▸ Exercise task:
Your task is to copy every line of the entries that contains "derecede".

==== Dataset rows

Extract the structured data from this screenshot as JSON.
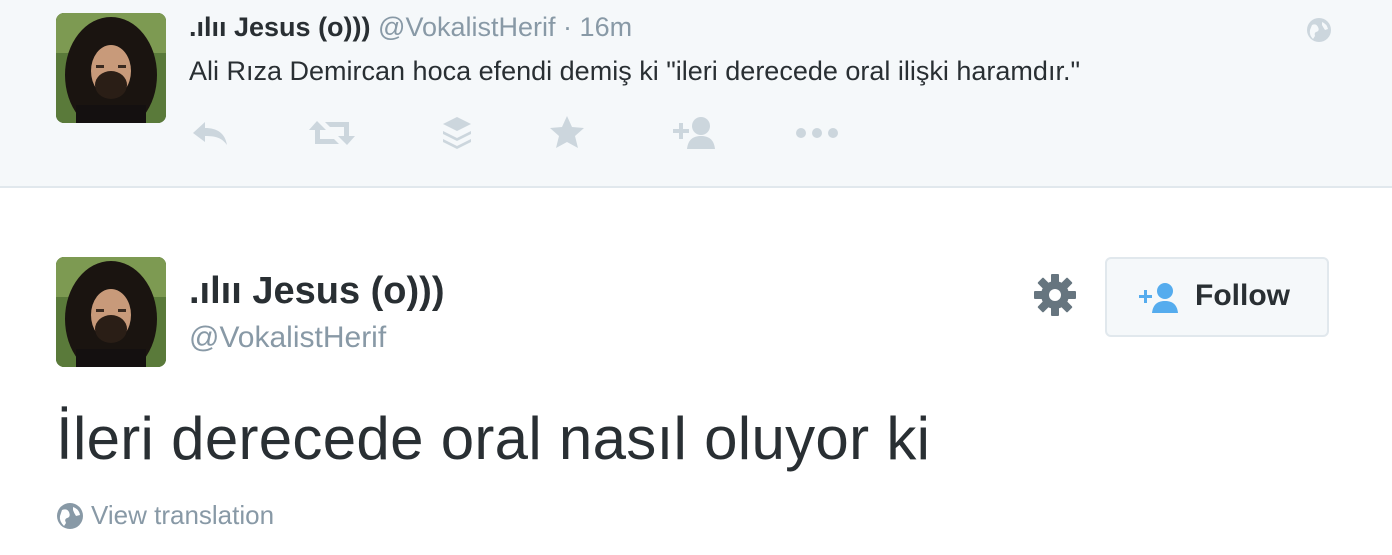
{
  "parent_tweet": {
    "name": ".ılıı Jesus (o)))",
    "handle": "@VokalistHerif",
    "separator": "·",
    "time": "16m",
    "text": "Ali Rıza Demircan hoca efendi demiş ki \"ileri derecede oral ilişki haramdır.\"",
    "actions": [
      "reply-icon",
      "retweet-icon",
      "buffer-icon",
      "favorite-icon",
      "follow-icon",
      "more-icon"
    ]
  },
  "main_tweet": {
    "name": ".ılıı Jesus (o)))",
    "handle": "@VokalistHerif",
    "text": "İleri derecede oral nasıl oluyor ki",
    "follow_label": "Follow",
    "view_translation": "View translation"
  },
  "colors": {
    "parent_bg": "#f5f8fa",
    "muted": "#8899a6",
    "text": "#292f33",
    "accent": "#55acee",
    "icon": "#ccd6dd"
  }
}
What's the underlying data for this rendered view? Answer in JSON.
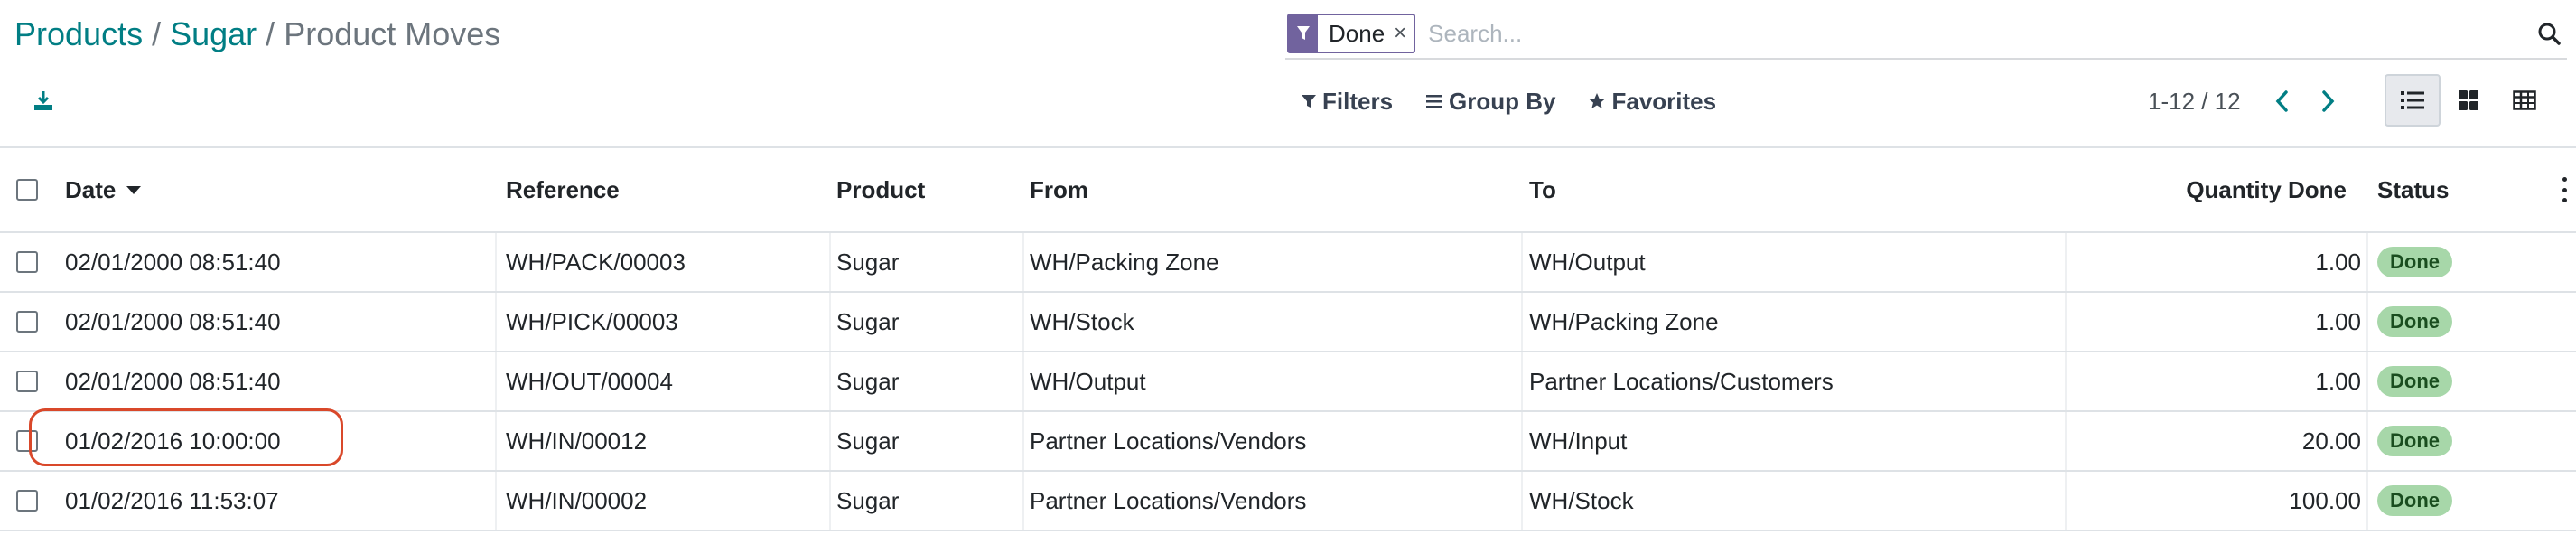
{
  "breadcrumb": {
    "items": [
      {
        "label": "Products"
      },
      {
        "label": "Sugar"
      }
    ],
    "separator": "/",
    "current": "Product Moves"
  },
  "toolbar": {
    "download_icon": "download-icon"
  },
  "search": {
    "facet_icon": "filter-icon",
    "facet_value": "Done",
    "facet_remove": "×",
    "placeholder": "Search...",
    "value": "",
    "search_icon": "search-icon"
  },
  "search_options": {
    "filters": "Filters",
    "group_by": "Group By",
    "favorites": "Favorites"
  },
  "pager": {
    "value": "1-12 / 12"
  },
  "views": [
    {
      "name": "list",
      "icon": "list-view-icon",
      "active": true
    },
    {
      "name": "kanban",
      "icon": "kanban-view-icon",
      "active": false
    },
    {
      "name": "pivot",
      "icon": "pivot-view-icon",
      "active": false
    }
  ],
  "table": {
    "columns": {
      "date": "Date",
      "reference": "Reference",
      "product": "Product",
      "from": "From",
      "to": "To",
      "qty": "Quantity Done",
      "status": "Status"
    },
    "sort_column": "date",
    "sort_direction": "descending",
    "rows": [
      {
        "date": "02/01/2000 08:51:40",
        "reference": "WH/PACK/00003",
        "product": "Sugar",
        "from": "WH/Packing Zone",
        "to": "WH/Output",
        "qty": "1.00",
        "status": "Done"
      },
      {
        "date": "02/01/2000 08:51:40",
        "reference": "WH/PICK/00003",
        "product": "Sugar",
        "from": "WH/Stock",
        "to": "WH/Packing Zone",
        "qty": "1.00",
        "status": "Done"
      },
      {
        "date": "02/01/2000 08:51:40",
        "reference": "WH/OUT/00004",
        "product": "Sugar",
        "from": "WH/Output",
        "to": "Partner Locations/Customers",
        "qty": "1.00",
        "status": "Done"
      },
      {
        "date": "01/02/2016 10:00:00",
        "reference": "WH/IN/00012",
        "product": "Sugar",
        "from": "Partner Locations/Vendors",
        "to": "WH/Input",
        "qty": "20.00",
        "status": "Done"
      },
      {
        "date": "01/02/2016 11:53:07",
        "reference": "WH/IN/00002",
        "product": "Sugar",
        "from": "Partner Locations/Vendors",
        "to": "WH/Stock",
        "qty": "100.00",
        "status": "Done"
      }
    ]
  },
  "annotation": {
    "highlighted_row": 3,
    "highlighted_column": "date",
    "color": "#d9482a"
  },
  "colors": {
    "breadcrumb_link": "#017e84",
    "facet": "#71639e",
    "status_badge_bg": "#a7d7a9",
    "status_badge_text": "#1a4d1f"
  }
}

========

▸ The completed task:
    "text": "Ali Rıza Demircan hoca efendi demiş ki \"ileri derecede oral ilişki haramdır.\"",
    "text": "İleri derecede oral nasıl oluyor ki",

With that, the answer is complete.